## Records supplied
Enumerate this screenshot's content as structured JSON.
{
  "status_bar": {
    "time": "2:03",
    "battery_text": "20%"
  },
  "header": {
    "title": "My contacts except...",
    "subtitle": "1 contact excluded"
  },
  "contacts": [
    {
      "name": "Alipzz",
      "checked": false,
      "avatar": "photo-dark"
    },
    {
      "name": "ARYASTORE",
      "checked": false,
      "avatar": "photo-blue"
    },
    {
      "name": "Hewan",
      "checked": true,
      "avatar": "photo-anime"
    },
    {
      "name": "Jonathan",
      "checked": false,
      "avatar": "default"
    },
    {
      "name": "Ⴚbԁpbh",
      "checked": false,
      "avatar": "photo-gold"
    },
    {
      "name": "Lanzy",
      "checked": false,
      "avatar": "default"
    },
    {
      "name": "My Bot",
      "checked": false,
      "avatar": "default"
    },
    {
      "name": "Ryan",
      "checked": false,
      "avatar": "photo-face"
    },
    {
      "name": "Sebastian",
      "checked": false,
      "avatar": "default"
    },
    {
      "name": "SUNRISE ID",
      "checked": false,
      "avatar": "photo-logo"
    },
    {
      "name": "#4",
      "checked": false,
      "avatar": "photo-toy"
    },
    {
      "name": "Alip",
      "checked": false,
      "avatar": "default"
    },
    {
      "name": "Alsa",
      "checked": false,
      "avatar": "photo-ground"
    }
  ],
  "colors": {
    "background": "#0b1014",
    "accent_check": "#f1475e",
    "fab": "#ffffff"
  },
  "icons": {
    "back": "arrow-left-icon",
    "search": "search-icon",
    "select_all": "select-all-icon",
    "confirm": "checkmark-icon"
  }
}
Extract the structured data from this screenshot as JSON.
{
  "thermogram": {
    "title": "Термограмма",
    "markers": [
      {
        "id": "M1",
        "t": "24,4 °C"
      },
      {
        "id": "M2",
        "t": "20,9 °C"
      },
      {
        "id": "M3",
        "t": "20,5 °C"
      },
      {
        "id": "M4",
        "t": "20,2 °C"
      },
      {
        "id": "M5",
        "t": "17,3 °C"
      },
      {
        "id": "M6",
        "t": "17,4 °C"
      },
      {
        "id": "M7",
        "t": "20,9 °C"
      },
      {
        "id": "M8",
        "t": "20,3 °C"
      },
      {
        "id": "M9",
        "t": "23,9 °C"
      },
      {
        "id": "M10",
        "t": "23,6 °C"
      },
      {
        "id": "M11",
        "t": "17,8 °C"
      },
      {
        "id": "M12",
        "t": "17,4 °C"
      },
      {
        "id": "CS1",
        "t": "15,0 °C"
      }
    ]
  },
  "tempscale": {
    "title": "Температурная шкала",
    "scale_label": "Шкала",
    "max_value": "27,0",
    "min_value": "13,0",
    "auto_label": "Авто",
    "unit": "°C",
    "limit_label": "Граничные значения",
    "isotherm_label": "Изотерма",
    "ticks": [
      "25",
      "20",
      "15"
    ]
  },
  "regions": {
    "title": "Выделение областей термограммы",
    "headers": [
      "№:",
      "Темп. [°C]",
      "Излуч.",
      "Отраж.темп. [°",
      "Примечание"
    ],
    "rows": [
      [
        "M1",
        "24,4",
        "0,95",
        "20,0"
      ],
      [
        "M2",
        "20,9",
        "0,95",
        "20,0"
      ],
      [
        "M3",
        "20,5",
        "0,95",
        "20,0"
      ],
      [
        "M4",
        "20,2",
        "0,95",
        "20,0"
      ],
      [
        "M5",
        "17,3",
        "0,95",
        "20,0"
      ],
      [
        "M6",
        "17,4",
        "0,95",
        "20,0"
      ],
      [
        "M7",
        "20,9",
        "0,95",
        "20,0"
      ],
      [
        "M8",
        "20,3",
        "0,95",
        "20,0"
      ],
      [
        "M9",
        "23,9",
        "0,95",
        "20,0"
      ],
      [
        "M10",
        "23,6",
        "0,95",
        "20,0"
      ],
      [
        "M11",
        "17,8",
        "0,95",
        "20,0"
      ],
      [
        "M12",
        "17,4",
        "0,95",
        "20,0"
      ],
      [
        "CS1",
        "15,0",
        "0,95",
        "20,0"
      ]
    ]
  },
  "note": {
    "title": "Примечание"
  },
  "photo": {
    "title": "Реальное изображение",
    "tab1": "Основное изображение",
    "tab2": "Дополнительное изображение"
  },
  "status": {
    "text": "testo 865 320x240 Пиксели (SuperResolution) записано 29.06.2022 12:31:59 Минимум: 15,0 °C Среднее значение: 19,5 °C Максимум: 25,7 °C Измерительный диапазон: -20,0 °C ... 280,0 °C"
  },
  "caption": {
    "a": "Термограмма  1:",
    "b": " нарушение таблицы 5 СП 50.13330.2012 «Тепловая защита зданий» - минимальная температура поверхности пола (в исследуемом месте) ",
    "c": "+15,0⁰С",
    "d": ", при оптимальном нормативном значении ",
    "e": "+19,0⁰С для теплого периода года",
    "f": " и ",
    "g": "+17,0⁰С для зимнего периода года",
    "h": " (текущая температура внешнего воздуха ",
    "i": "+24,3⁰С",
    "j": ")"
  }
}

## Exercise description
From the records above, extract every line exactly as it stands.

## Task output
Enumerate this screenshot's content as structured JSON.
{
  "status_bar": {
    "time": "2:03",
    "battery_text": "20%"
  },
  "header": {
    "title": "My contacts except...",
    "subtitle": "1 contact excluded"
  },
  "contacts": [
    {
      "name": "Alipzz",
      "checked": false,
      "avatar": "photo-dark"
    },
    {
      "name": "ARYASTORE",
      "checked": false,
      "avatar": "photo-blue"
    },
    {
      "name": "Hewan",
      "checked": true,
      "avatar": "photo-anime"
    },
    {
      "name": "Jonathan",
      "checked": false,
      "avatar": "default"
    },
    {
      "name": "Ⴚbԁpbh",
      "checked": false,
      "avatar": "photo-gold"
    },
    {
      "name": "Lanzy",
      "checked": false,
      "avatar": "default"
    },
    {
      "name": "My Bot",
      "checked": false,
      "avatar": "default"
    },
    {
      "name": "Ryan",
      "checked": false,
      "avatar": "photo-face"
    },
    {
      "name": "Sebastian",
      "checked": false,
      "avatar": "default"
    },
    {
      "name": "SUNRISE ID",
      "checked": false,
      "avatar": "photo-logo"
    },
    {
      "name": "#4",
      "checked": false,
      "avatar": "photo-toy"
    },
    {
      "name": "Alip",
      "checked": false,
      "avatar": "default"
    },
    {
      "name": "Alsa",
      "checked": false,
      "avatar": "photo-ground"
    }
  ],
  "colors": {
    "background": "#0b1014",
    "accent_check": "#f1475e",
    "fab": "#ffffff"
  },
  "icons": {
    "back": "arrow-left-icon",
    "search": "search-icon",
    "select_all": "select-all-icon",
    "confirm": "checkmark-icon"
  }
}
Extract the structured data from this screenshot as JSON.
{
  "thermogram": {
    "title": "Термограмма",
    "markers": [
      {
        "id": "M1",
        "t": "24,4 °C"
      },
      {
        "id": "M2",
        "t": "20,9 °C"
      },
      {
        "id": "M3",
        "t": "20,5 °C"
      },
      {
        "id": "M4",
        "t": "20,2 °C"
      },
      {
        "id": "M5",
        "t": "17,3 °C"
      },
      {
        "id": "M6",
        "t": "17,4 °C"
      },
      {
        "id": "M7",
        "t": "20,9 °C"
      },
      {
        "id": "M8",
        "t": "20,3 °C"
      },
      {
        "id": "M9",
        "t": "23,9 °C"
      },
      {
        "id": "M10",
        "t": "23,6 °C"
      },
      {
        "id": "M11",
        "t": "17,8 °C"
      },
      {
        "id": "M12",
        "t": "17,4 °C"
      },
      {
        "id": "CS1",
        "t": "15,0 °C"
      }
    ]
  },
  "tempscale": {
    "title": "Температурная шкала",
    "scale_label": "Шкала",
    "max_value": "27,0",
    "min_value": "13,0",
    "auto_label": "Авто",
    "unit": "°C",
    "limit_label": "Граничные значения",
    "isotherm_label": "Изотерма",
    "ticks": [
      "25",
      "20",
      "15"
    ]
  },
  "regions": {
    "title": "Выделение областей термограммы",
    "headers": [
      "№:",
      "Темп. [°C]",
      "Излуч.",
      "Отраж.темп. [°",
      "Примечание"
    ],
    "rows": [
      [
        "M1",
        "24,4",
        "0,95",
        "20,0"
      ],
      [
        "M2",
        "20,9",
        "0,95",
        "20,0"
      ],
      [
        "M3",
        "20,5",
        "0,95",
        "20,0"
      ],
      [
        "M4",
        "20,2",
        "0,95",
        "20,0"
      ],
      [
        "M5",
        "17,3",
        "0,95",
        "20,0"
      ],
      [
        "M6",
        "17,4",
        "0,95",
        "20,0"
      ],
      [
        "M7",
        "20,9",
        "0,95",
        "20,0"
      ],
      [
        "M8",
        "20,3",
        "0,95",
        "20,0"
      ],
      [
        "M9",
        "23,9",
        "0,95",
        "20,0"
      ],
      [
        "M10",
        "23,6",
        "0,95",
        "20,0"
      ],
      [
        "M11",
        "17,8",
        "0,95",
        "20,0"
      ],
      [
        "M12",
        "17,4",
        "0,95",
        "20,0"
      ],
      [
        "CS1",
        "15,0",
        "0,95",
        "20,0"
      ]
    ]
  },
  "note": {
    "title": "Примечание"
  },
  "photo": {
    "title": "Реальное изображение",
    "tab1": "Основное изображение",
    "tab2": "Дополнительное изображение"
  },
  "status": {
    "text": "testo 865 320x240 Пиксели (SuperResolution) записано 29.06.2022 12:31:59 Минимум: 15,0 °C Среднее значение: 19,5 °C Максимум: 25,7 °C Измерительный диапазон: -20,0 °C ... 280,0 °C"
  },
  "caption": {
    "a": "Термограмма  1:",
    "b": " нарушение таблицы 5 СП 50.13330.2012 «Тепловая защита зданий» - минимальная температура поверхности пола (в исследуемом месте) ",
    "c": "+15,0⁰С",
    "d": ", при оптимальном нормативном значении ",
    "e": "+19,0⁰С для теплого периода года",
    "f": " и ",
    "g": "+17,0⁰С для зимнего периода года",
    "h": " (текущая температура внешнего воздуха ",
    "i": "+24,3⁰С",
    "j": ")"
  }
}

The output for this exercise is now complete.